[ENTRIES SHOWN start]

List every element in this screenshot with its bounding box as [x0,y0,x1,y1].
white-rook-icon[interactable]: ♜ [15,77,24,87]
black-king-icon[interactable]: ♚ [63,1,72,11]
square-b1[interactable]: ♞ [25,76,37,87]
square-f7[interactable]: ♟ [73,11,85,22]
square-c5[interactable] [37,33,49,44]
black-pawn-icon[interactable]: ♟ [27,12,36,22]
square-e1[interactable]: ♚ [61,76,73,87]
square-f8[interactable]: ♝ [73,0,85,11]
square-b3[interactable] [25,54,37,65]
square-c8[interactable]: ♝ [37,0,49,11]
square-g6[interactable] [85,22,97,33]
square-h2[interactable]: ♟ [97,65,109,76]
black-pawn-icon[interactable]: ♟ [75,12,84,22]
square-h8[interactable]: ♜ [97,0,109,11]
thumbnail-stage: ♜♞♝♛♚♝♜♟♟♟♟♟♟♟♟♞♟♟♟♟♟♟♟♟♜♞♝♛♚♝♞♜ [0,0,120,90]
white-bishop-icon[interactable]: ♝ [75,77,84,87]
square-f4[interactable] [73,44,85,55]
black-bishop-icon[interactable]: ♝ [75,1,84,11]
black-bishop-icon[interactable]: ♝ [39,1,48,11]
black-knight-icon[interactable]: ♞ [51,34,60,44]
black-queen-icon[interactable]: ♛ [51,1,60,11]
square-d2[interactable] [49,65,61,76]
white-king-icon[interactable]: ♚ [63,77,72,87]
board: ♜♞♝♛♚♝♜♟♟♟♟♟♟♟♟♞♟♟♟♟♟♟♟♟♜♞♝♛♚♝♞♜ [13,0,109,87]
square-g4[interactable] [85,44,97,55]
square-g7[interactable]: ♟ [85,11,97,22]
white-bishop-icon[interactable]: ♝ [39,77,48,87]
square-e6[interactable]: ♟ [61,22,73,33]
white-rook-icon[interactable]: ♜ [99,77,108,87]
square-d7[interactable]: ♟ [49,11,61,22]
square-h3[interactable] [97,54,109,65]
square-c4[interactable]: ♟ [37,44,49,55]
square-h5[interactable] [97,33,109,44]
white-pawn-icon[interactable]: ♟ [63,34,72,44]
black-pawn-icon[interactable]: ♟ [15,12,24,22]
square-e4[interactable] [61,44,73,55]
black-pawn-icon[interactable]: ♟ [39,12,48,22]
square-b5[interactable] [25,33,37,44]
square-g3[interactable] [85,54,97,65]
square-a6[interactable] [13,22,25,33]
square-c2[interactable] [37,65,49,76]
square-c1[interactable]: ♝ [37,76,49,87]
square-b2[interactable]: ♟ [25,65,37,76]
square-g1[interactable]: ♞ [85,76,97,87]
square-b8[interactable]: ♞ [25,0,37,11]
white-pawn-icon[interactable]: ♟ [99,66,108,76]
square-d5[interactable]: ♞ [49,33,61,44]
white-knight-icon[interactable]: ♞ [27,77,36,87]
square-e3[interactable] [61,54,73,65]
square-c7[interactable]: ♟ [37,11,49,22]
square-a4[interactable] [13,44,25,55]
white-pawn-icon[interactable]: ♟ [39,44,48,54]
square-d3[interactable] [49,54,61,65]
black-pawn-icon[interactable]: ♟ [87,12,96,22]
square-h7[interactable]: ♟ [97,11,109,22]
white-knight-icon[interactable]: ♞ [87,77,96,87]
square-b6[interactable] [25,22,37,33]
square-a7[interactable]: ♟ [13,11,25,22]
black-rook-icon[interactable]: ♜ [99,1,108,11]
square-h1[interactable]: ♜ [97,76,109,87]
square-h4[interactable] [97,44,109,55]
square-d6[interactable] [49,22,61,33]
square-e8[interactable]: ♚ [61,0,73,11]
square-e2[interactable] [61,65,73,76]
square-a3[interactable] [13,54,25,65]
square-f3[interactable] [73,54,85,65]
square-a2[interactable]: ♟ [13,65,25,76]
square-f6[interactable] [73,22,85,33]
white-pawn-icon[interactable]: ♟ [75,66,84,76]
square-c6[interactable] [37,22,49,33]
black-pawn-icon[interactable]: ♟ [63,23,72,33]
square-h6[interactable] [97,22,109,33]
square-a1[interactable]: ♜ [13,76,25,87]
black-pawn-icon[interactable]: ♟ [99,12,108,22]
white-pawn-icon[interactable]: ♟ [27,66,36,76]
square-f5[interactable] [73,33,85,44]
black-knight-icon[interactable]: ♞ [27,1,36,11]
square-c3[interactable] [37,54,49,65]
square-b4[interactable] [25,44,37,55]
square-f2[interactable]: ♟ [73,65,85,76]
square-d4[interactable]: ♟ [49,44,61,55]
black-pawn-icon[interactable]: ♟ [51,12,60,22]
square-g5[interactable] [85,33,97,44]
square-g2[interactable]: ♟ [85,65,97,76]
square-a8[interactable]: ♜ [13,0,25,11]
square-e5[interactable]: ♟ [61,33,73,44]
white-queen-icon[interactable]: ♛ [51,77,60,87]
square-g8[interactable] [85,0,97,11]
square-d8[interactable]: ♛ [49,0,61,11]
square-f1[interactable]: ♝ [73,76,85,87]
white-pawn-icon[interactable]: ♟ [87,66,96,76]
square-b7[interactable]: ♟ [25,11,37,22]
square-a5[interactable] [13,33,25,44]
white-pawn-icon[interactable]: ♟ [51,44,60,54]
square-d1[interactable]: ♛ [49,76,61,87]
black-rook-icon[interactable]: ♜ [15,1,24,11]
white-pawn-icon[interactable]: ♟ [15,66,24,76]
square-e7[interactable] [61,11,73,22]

[ENTRIES SHOWN end]

● **WHAT THE TASK REQUIRES**: Please copy the lines above word for word, keeping every character and their order unchanged.

● **TASK OUTPUT**:
List every element in this screenshot with its bounding box as [x0,y0,x1,y1].
white-rook-icon[interactable]: ♜ [15,77,24,87]
black-king-icon[interactable]: ♚ [63,1,72,11]
square-b1[interactable]: ♞ [25,76,37,87]
square-f7[interactable]: ♟ [73,11,85,22]
square-c5[interactable] [37,33,49,44]
black-pawn-icon[interactable]: ♟ [27,12,36,22]
square-e1[interactable]: ♚ [61,76,73,87]
square-f8[interactable]: ♝ [73,0,85,11]
square-b3[interactable] [25,54,37,65]
square-c8[interactable]: ♝ [37,0,49,11]
square-g6[interactable] [85,22,97,33]
square-h2[interactable]: ♟ [97,65,109,76]
black-pawn-icon[interactable]: ♟ [75,12,84,22]
square-h8[interactable]: ♜ [97,0,109,11]
thumbnail-stage: ♜♞♝♛♚♝♜♟♟♟♟♟♟♟♟♞♟♟♟♟♟♟♟♟♜♞♝♛♚♝♞♜ [0,0,120,90]
white-bishop-icon[interactable]: ♝ [75,77,84,87]
square-f4[interactable] [73,44,85,55]
black-bishop-icon[interactable]: ♝ [75,1,84,11]
black-bishop-icon[interactable]: ♝ [39,1,48,11]
black-knight-icon[interactable]: ♞ [51,34,60,44]
black-queen-icon[interactable]: ♛ [51,1,60,11]
square-d2[interactable] [49,65,61,76]
white-king-icon[interactable]: ♚ [63,77,72,87]
board: ♜♞♝♛♚♝♜♟♟♟♟♟♟♟♟♞♟♟♟♟♟♟♟♟♜♞♝♛♚♝♞♜ [13,0,109,87]
square-g4[interactable] [85,44,97,55]
square-g7[interactable]: ♟ [85,11,97,22]
white-bishop-icon[interactable]: ♝ [39,77,48,87]
square-e6[interactable]: ♟ [61,22,73,33]
white-rook-icon[interactable]: ♜ [99,77,108,87]
square-d7[interactable]: ♟ [49,11,61,22]
square-h3[interactable] [97,54,109,65]
square-c4[interactable]: ♟ [37,44,49,55]
square-h5[interactable] [97,33,109,44]
white-pawn-icon[interactable]: ♟ [63,34,72,44]
black-pawn-icon[interactable]: ♟ [15,12,24,22]
square-e4[interactable] [61,44,73,55]
black-pawn-icon[interactable]: ♟ [39,12,48,22]
square-b5[interactable] [25,33,37,44]
square-g3[interactable] [85,54,97,65]
square-a6[interactable] [13,22,25,33]
square-c2[interactable] [37,65,49,76]
square-c1[interactable]: ♝ [37,76,49,87]
square-b2[interactable]: ♟ [25,65,37,76]
square-g1[interactable]: ♞ [85,76,97,87]
square-b8[interactable]: ♞ [25,0,37,11]
white-pawn-icon[interactable]: ♟ [99,66,108,76]
square-d5[interactable]: ♞ [49,33,61,44]
white-knight-icon[interactable]: ♞ [27,77,36,87]
square-e3[interactable] [61,54,73,65]
square-c7[interactable]: ♟ [37,11,49,22]
square-a4[interactable] [13,44,25,55]
white-pawn-icon[interactable]: ♟ [39,44,48,54]
square-d3[interactable] [49,54,61,65]
black-pawn-icon[interactable]: ♟ [87,12,96,22]
square-h7[interactable]: ♟ [97,11,109,22]
white-knight-icon[interactable]: ♞ [87,77,96,87]
square-b6[interactable] [25,22,37,33]
square-a7[interactable]: ♟ [13,11,25,22]
black-rook-icon[interactable]: ♜ [99,1,108,11]
square-h1[interactable]: ♜ [97,76,109,87]
square-h4[interactable] [97,44,109,55]
square-d6[interactable] [49,22,61,33]
square-e8[interactable]: ♚ [61,0,73,11]
square-e2[interactable] [61,65,73,76]
square-a3[interactable] [13,54,25,65]
square-f3[interactable] [73,54,85,65]
square-a2[interactable]: ♟ [13,65,25,76]
square-f6[interactable] [73,22,85,33]
white-pawn-icon[interactable]: ♟ [75,66,84,76]
square-c6[interactable] [37,22,49,33]
black-pawn-icon[interactable]: ♟ [63,23,72,33]
square-h6[interactable] [97,22,109,33]
square-a1[interactable]: ♜ [13,76,25,87]
black-pawn-icon[interactable]: ♟ [99,12,108,22]
white-pawn-icon[interactable]: ♟ [27,66,36,76]
square-f5[interactable] [73,33,85,44]
black-knight-icon[interactable]: ♞ [27,1,36,11]
square-c3[interactable] [37,54,49,65]
square-b4[interactable] [25,44,37,55]
square-f2[interactable]: ♟ [73,65,85,76]
square-d4[interactable]: ♟ [49,44,61,55]
black-pawn-icon[interactable]: ♟ [51,12,60,22]
square-g5[interactable] [85,33,97,44]
square-g2[interactable]: ♟ [85,65,97,76]
square-a8[interactable]: ♜ [13,0,25,11]
square-e5[interactable]: ♟ [61,33,73,44]
white-queen-icon[interactable]: ♛ [51,77,60,87]
square-g8[interactable] [85,0,97,11]
square-d8[interactable]: ♛ [49,0,61,11]
square-f1[interactable]: ♝ [73,76,85,87]
white-pawn-icon[interactable]: ♟ [87,66,96,76]
square-b7[interactable]: ♟ [25,11,37,22]
square-a5[interactable] [13,33,25,44]
white-pawn-icon[interactable]: ♟ [51,44,60,54]
square-d1[interactable]: ♛ [49,76,61,87]
black-rook-icon[interactable]: ♜ [15,1,24,11]
white-pawn-icon[interactable]: ♟ [15,66,24,76]
square-e7[interactable] [61,11,73,22]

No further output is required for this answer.